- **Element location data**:
* * *
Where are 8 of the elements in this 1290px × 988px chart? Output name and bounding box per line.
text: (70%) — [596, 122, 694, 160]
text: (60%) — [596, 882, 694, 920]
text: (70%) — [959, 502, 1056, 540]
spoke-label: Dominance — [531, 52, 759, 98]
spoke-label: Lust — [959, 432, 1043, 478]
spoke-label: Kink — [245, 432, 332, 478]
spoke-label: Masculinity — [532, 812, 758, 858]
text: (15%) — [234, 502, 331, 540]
* * *
- **What you are asked to do**:
Reproduce the lines from the first one through the line containing "spoke-label: Dominance — [531, 52, 759, 98]", switching "bounding box" to "bounding rectangle" and leaving everything else unchanged.

- **Exercise result**:
Where are 8 of the elements in this 1290px × 988px chart? Output name and bounding rectangle per line.
text: (70%) — [596, 122, 694, 160]
text: (60%) — [596, 882, 694, 920]
text: (70%) — [959, 502, 1056, 540]
spoke-label: Dominance — [531, 52, 759, 98]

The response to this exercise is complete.